[Chart and figure data]

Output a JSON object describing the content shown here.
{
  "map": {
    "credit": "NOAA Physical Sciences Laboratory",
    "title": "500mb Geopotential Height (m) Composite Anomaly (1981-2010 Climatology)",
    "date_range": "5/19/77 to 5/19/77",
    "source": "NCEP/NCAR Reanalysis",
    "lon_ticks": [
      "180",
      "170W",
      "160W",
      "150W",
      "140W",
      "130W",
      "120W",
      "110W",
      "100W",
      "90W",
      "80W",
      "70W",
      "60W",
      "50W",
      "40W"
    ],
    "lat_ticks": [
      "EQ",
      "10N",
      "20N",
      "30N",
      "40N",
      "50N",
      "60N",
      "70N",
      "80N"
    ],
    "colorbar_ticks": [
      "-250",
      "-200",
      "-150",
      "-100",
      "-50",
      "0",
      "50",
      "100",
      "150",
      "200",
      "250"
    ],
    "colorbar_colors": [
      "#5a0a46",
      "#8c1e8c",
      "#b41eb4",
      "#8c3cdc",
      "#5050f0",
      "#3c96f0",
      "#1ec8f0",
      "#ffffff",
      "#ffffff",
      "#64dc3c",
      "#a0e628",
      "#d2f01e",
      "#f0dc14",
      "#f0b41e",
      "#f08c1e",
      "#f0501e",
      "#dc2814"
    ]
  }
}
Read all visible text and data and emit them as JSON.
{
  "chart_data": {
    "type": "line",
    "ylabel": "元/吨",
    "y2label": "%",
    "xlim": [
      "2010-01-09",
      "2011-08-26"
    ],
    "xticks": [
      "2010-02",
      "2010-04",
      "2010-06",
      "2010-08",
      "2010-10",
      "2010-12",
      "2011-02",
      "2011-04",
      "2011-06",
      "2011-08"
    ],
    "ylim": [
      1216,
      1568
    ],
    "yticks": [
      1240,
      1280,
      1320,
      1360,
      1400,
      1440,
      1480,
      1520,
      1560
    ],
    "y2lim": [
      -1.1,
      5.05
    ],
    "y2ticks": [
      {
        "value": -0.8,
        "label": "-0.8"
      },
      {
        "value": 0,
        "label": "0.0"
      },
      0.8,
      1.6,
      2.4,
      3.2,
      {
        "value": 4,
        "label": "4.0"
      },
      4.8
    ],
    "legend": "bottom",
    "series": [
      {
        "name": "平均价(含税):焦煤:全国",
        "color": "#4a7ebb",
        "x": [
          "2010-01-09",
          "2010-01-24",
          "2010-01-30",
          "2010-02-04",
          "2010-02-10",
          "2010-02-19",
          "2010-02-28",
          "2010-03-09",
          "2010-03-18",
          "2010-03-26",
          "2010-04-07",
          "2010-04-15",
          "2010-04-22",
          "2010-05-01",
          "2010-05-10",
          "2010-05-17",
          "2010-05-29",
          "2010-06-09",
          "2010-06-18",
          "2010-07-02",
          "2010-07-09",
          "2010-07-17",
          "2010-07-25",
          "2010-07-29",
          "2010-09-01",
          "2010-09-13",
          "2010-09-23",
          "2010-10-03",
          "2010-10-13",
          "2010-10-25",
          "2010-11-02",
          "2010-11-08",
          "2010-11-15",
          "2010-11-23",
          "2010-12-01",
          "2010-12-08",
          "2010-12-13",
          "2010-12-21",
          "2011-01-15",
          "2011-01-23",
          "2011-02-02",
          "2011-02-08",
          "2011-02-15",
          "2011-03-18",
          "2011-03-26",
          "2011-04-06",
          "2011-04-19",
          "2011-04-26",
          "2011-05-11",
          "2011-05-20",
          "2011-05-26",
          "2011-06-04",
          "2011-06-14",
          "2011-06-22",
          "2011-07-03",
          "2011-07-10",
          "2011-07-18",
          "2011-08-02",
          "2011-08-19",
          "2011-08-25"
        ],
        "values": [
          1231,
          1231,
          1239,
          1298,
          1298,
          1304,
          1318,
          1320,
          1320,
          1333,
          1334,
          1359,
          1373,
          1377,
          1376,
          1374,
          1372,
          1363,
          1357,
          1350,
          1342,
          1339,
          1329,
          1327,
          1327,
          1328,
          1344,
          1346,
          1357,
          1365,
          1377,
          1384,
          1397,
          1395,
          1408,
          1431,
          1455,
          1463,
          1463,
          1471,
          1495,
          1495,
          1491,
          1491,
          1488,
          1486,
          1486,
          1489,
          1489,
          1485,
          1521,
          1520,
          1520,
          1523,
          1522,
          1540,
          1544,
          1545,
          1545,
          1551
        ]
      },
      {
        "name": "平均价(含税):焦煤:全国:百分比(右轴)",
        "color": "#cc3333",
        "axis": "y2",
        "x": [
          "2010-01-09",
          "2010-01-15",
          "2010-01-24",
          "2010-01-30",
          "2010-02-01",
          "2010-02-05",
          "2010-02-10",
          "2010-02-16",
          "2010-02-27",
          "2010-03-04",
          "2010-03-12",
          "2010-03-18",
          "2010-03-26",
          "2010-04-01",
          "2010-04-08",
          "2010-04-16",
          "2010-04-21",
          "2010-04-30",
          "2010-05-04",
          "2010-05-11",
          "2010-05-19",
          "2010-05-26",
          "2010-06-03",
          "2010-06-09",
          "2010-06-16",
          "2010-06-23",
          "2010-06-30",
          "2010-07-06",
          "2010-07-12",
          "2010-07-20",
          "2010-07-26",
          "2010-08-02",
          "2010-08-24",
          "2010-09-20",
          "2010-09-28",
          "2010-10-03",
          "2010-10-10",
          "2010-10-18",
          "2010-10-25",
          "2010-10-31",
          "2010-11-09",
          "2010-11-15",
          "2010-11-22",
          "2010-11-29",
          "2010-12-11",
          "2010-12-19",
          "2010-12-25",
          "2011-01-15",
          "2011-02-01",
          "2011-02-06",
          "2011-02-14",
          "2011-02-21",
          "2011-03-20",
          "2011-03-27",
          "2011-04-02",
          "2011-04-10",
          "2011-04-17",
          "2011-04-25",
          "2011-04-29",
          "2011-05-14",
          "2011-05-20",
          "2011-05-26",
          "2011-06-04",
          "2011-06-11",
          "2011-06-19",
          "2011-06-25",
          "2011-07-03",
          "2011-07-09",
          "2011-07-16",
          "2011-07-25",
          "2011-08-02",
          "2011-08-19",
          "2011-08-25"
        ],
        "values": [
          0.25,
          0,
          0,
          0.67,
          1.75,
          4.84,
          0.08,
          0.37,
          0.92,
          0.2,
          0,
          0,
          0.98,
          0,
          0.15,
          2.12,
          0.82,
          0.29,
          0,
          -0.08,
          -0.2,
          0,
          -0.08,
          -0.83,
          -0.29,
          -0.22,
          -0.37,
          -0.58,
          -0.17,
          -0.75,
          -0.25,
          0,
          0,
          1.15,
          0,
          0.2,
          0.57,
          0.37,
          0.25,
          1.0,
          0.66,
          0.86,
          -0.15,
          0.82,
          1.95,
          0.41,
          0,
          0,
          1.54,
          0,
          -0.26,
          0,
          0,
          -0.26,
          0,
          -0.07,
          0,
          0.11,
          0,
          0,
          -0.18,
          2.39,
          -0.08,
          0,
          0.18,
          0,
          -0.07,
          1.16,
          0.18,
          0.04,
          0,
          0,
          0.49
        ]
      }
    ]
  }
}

> [Do this]
Pull every line containing the word "name" out of the entries above.

> [Response to this exercise]
        "name": "平均价(含税):焦煤:全国",
        "name": "平均价(含税):焦煤:全国:百分比(右轴)",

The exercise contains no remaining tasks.